◆ AVAILABLE DATA
══════════════════════════════

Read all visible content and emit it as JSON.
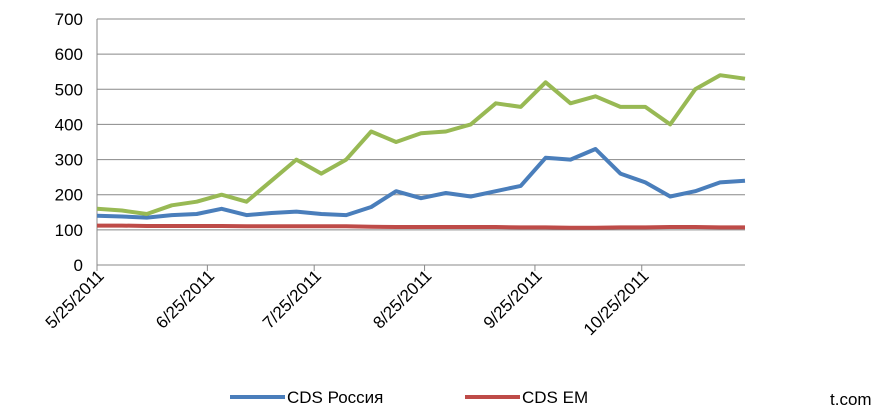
{
  "chart_data": {
    "type": "line",
    "x": [
      "5/25/2011",
      "6/1/2011",
      "6/8/2011",
      "6/15/2011",
      "6/22/2011",
      "6/29/2011",
      "7/6/2011",
      "7/13/2011",
      "7/20/2011",
      "7/27/2011",
      "8/3/2011",
      "8/10/2011",
      "8/17/2011",
      "8/24/2011",
      "8/31/2011",
      "9/7/2011",
      "9/14/2011",
      "9/21/2011",
      "9/28/2011",
      "10/5/2011",
      "10/12/2011",
      "10/19/2011",
      "10/26/2011",
      "11/2/2011",
      "11/9/2011",
      "11/16/2011",
      "11/23/2011"
    ],
    "series": [
      {
        "name": "CDS Россия",
        "color": "#4a7ebb",
        "values": [
          140,
          138,
          135,
          142,
          145,
          160,
          142,
          148,
          152,
          145,
          142,
          165,
          210,
          190,
          205,
          195,
          210,
          225,
          305,
          300,
          330,
          260,
          235,
          195,
          210,
          235,
          240
        ]
      },
      {
        "name": "CDS EM",
        "color": "#be4b48",
        "values": [
          112,
          112,
          111,
          111,
          111,
          111,
          110,
          110,
          110,
          110,
          110,
          109,
          108,
          108,
          108,
          108,
          108,
          107,
          107,
          106,
          106,
          107,
          107,
          108,
          108,
          107,
          107
        ]
      },
      {
        "color": "#98b954",
        "values": [
          160,
          155,
          145,
          170,
          180,
          200,
          180,
          240,
          300,
          260,
          300,
          380,
          350,
          375,
          380,
          400,
          460,
          450,
          520,
          460,
          480,
          450,
          450,
          400,
          500,
          540,
          530
        ]
      }
    ],
    "xlim": [
      "5/25/2011",
      "11/23/2011"
    ],
    "xticks": [
      "5/25/2011",
      "6/25/2011",
      "7/25/2011",
      "8/25/2011",
      "9/25/2011",
      "10/25/2011"
    ],
    "ylim": [
      0,
      700
    ],
    "yticks": [
      0,
      100,
      200,
      300,
      400,
      500,
      600,
      700
    ],
    "grid": true,
    "legend": "bottom",
    "annotation": "t.com"
  }
}
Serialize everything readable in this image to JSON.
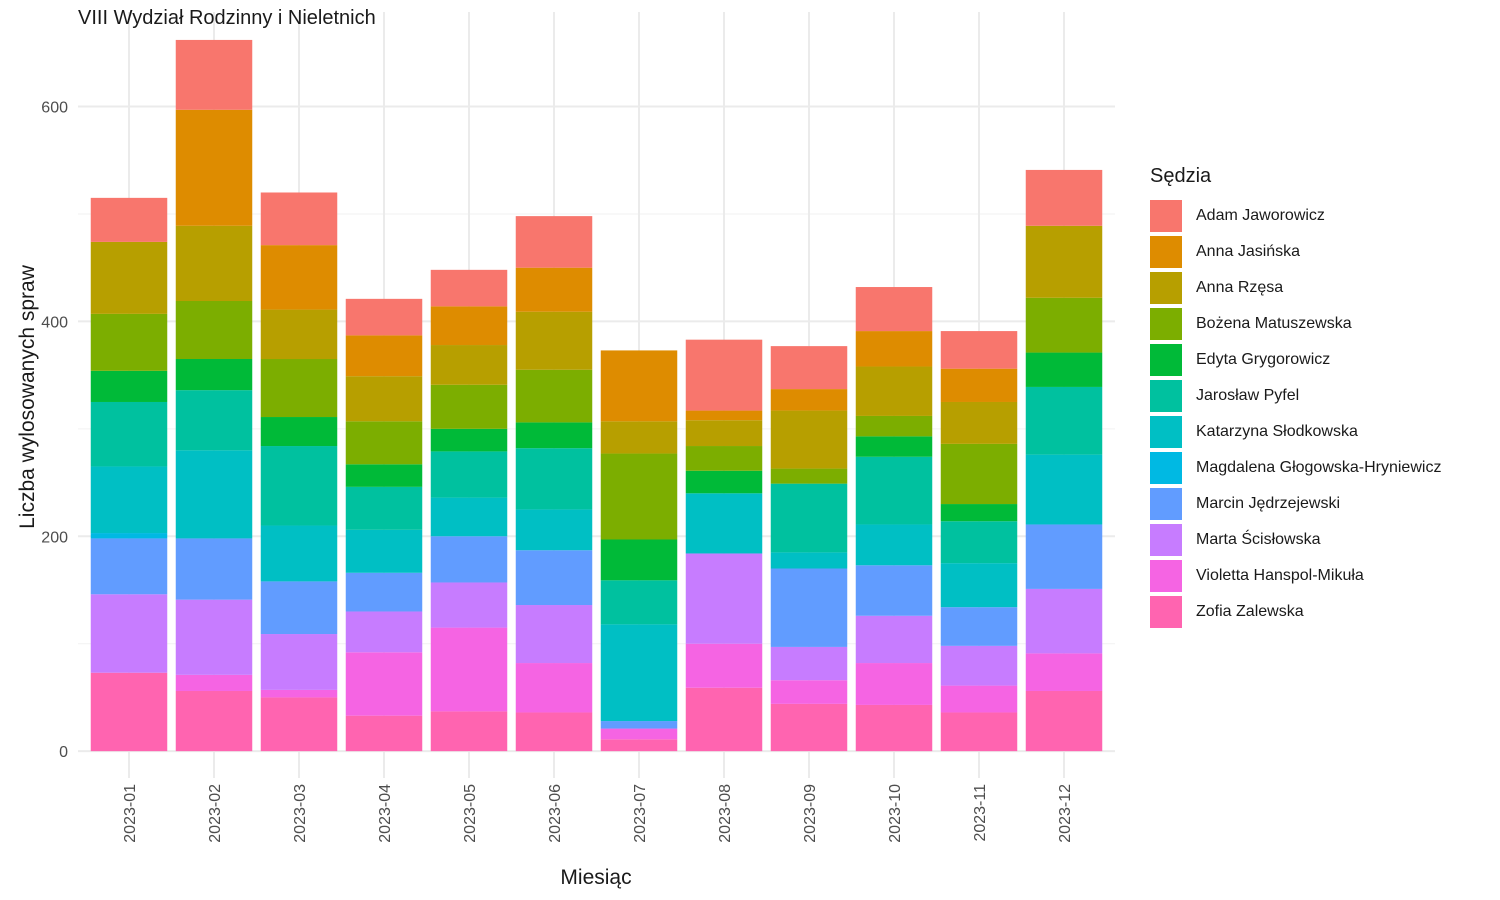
{
  "title": "VIII Wydział Rodzinny i Nieletnich",
  "chart_data": {
    "type": "bar",
    "stacked": true,
    "title": "VIII Wydział Rodzinny i Nieletnich",
    "xlabel": "Miesiąc",
    "ylabel": "Liczba wylosowanych spraw",
    "ylim": [
      -25,
      688
    ],
    "y_ticks": [
      0,
      200,
      400,
      600
    ],
    "y_tick_labels": [
      "0",
      "200",
      "400",
      "600"
    ],
    "grid": true,
    "legend_title": "Sędzia",
    "legend_position": "right",
    "categories": [
      "2023-01",
      "2023-02",
      "2023-03",
      "2023-04",
      "2023-05",
      "2023-06",
      "2023-07",
      "2023-08",
      "2023-09",
      "2023-10",
      "2023-11",
      "2023-12"
    ],
    "series": [
      {
        "name": "Zofia Zalewska",
        "color": "#FF64B0",
        "values": [
          73,
          56,
          50,
          33,
          37,
          36,
          11,
          59,
          44,
          43,
          36,
          56
        ]
      },
      {
        "name": "Violetta Hanspol-Mikuła",
        "color": "#F564E3",
        "values": [
          0,
          15,
          7,
          59,
          78,
          46,
          10,
          41,
          22,
          39,
          25,
          35
        ]
      },
      {
        "name": "Marta Ścisłowska",
        "color": "#C77CFF",
        "values": [
          73,
          70,
          52,
          38,
          42,
          54,
          0,
          84,
          31,
          44,
          37,
          60
        ]
      },
      {
        "name": "Marcin Jędrzejewski",
        "color": "#619CFF",
        "values": [
          52,
          57,
          49,
          36,
          43,
          51,
          7,
          0,
          73,
          47,
          36,
          60
        ]
      },
      {
        "name": "Magdalena Głogowska-Hryniewicz",
        "color": "#00B9E3",
        "values": [
          5,
          0,
          0,
          0,
          0,
          0,
          0,
          0,
          0,
          0,
          0,
          0
        ]
      },
      {
        "name": "Katarzyna Słodkowska",
        "color": "#00BFC4",
        "values": [
          62,
          82,
          52,
          40,
          36,
          38,
          90,
          56,
          15,
          38,
          41,
          65
        ]
      },
      {
        "name": "Jarosław Pyfel",
        "color": "#00C19F",
        "values": [
          60,
          56,
          74,
          40,
          43,
          57,
          41,
          0,
          64,
          63,
          39,
          63
        ]
      },
      {
        "name": "Edyta Grygorowicz",
        "color": "#00BA38",
        "values": [
          29,
          29,
          27,
          21,
          21,
          24,
          38,
          21,
          0,
          19,
          16,
          32
        ]
      },
      {
        "name": "Bożena Matuszewska",
        "color": "#7CAE00",
        "values": [
          53,
          54,
          54,
          40,
          41,
          49,
          80,
          23,
          14,
          19,
          56,
          51
        ]
      },
      {
        "name": "Anna Rzęsa",
        "color": "#B79F00",
        "values": [
          67,
          70,
          46,
          42,
          37,
          54,
          30,
          24,
          54,
          46,
          39,
          67
        ]
      },
      {
        "name": "Anna Jasińska",
        "color": "#DE8C00",
        "values": [
          0,
          108,
          60,
          38,
          36,
          41,
          66,
          9,
          20,
          33,
          31,
          0
        ]
      },
      {
        "name": "Adam Jaworowicz",
        "color": "#F8766D",
        "values": [
          41,
          65,
          49,
          34,
          34,
          48,
          0,
          66,
          40,
          41,
          35,
          52
        ]
      }
    ]
  }
}
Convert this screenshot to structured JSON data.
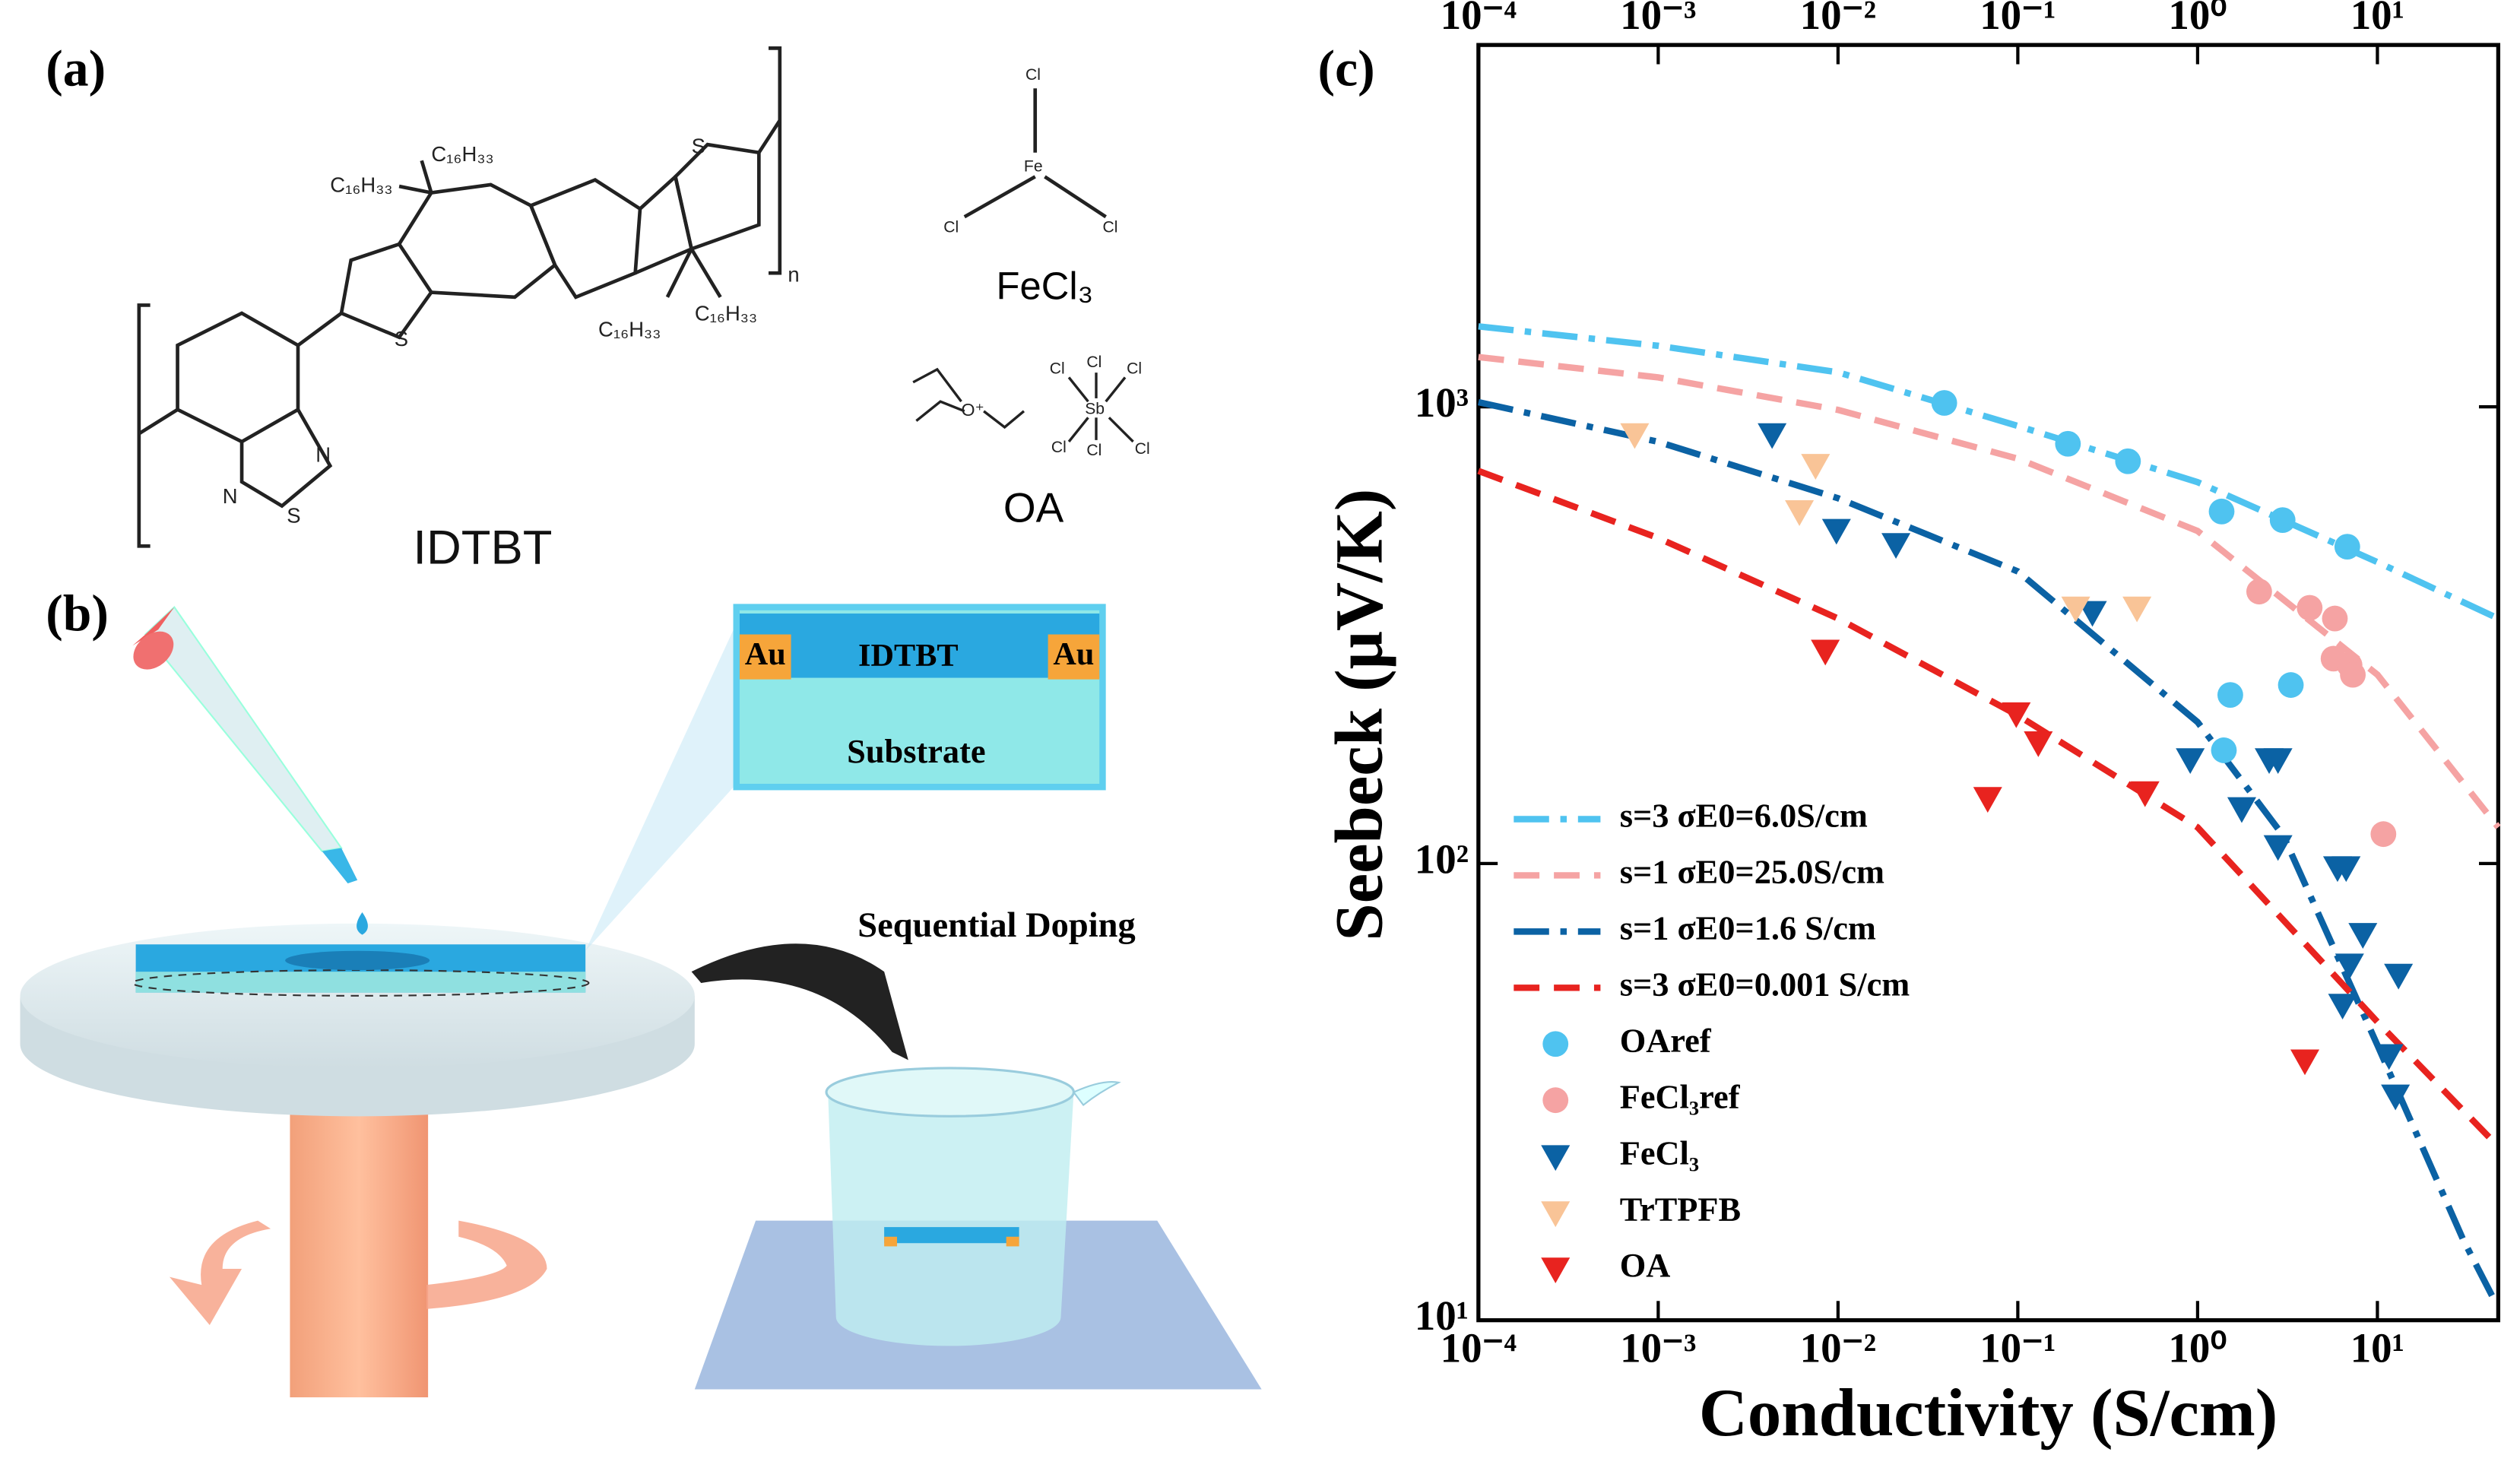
{
  "chart_data": {
    "type": "scatter",
    "label": "(c)",
    "xlabel": "Conductivity (S/cm)",
    "ylabel": "Seebeck (μV/K)",
    "xscale": "log",
    "yscale": "log",
    "xlim": [
      0.0001,
      47
    ],
    "ylim": [
      10,
      6200
    ],
    "xticks": [
      {
        "value": 0.0001,
        "label": "10⁻⁴"
      },
      {
        "value": 0.001,
        "label": "10⁻³"
      },
      {
        "value": 0.01,
        "label": "10⁻²"
      },
      {
        "value": 0.1,
        "label": "10⁻¹"
      },
      {
        "value": 1,
        "label": "10⁰"
      },
      {
        "value": 10,
        "label": "10¹"
      }
    ],
    "yticks": [
      {
        "value": 10,
        "label": "10¹"
      },
      {
        "value": 100,
        "label": "10²"
      },
      {
        "value": 1000,
        "label": "10³"
      }
    ],
    "top_axis": true,
    "series": [
      {
        "name": "s=3 σE0=6.0S/cm",
        "color": "#4fc3f0",
        "style": "dashdot",
        "x": [
          0.0001,
          0.001,
          0.01,
          0.1,
          1,
          10,
          47
        ],
        "values": [
          1500,
          1360,
          1190,
          908,
          684,
          457,
          344
        ]
      },
      {
        "name": "s=1 σE0=25.0S/cm",
        "color": "#f5a3a3",
        "style": "dashed",
        "x": [
          0.0001,
          0.001,
          0.01,
          0.1,
          1,
          10,
          47
        ],
        "values": [
          1285,
          1160,
          985,
          770,
          535,
          259,
          120
        ]
      },
      {
        "name": "s=1 σE0=1.6 S/cm",
        "color": "#0b62a4",
        "style": "dashdot",
        "x": [
          0.0001,
          0.001,
          0.01,
          0.1,
          1,
          3,
          10,
          30,
          45
        ],
        "values": [
          1024,
          838,
          631,
          436,
          204,
          115,
          40,
          15,
          11
        ]
      },
      {
        "name": "s=3 σE0=0.001 S/cm",
        "color": "#e8231f",
        "style": "dashed",
        "x": [
          0.0001,
          0.001,
          0.01,
          0.1,
          1,
          10,
          47
        ],
        "values": [
          724,
          516,
          344,
          211,
          120,
          45,
          24
        ]
      },
      {
        "name": "OAref",
        "color": "#4fc3f0",
        "style": "circle",
        "x": [
          0.039,
          0.19,
          0.41,
          1.36,
          2.97,
          6.8,
          1.52,
          3.3,
          1.4
        ],
        "values": [
          1020,
          830,
          760,
          590,
          565,
          494,
          234,
          246,
          177
        ]
      },
      {
        "name": "FeCl₃ref",
        "color": "#f5a3a3",
        "style": "circle",
        "x": [
          2.2,
          4.2,
          5.8,
          5.7,
          7.0,
          7.3,
          10.8
        ],
        "values": [
          394,
          363,
          344,
          281,
          272,
          259,
          116
        ]
      },
      {
        "name": "FeCl₃",
        "color": "#0b62a4",
        "style": "triangle",
        "x": [
          0.0043,
          0.0098,
          0.021,
          0.26,
          0.91,
          1.76,
          2.5,
          2.8,
          2.8,
          6.0,
          6.7,
          8.3,
          7.0,
          6.4,
          13.1,
          11.6,
          12.6
        ],
        "values": [
          870,
          537,
          500,
          355,
          169,
          132,
          169,
          169,
          109,
          98,
          98,
          70,
          60,
          49,
          57,
          38,
          31
        ]
      },
      {
        "name": "TrTPFB",
        "color": "#f9c497",
        "style": "triangle",
        "x": [
          0.00074,
          0.0075,
          0.0061,
          0.21,
          0.46
        ],
        "values": [
          870,
          745,
          590,
          363,
          363
        ]
      },
      {
        "name": "OA",
        "color": "#e8231f",
        "style": "triangle",
        "x": [
          0.0085,
          0.098,
          0.13,
          0.068,
          0.51,
          3.95
        ],
        "values": [
          292,
          213,
          184,
          139,
          143,
          37
        ]
      }
    ]
  },
  "panel_a": {
    "label": "(a)",
    "polymer": "IDTBT",
    "side_chains": [
      "C₁₆H₃₃",
      "C₁₆H₃₃",
      "C₁₆H₃₃",
      "C₁₆H₃₃"
    ],
    "atoms": [
      "S",
      "S",
      "S",
      "N",
      "N",
      "n"
    ],
    "fecl3_atoms": [
      "Cl",
      "Fe",
      "Cl",
      "Cl"
    ],
    "fecl3": "FeCl₃",
    "oa_atoms": [
      "O⁺",
      "Sb",
      "Cl",
      "Cl",
      "Cl",
      "Cl",
      "Cl",
      "Cl"
    ],
    "oa": "OA"
  },
  "panel_b": {
    "label": "(b)",
    "inset": [
      "Au",
      "IDTBT",
      "Au",
      "Substrate"
    ],
    "step": "Sequential Doping"
  }
}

══════════════════════════════

◆ OBJECTIVE
Across the data above, how many lines include the word "xlabel"? Give only the count.

◆ RESULT
2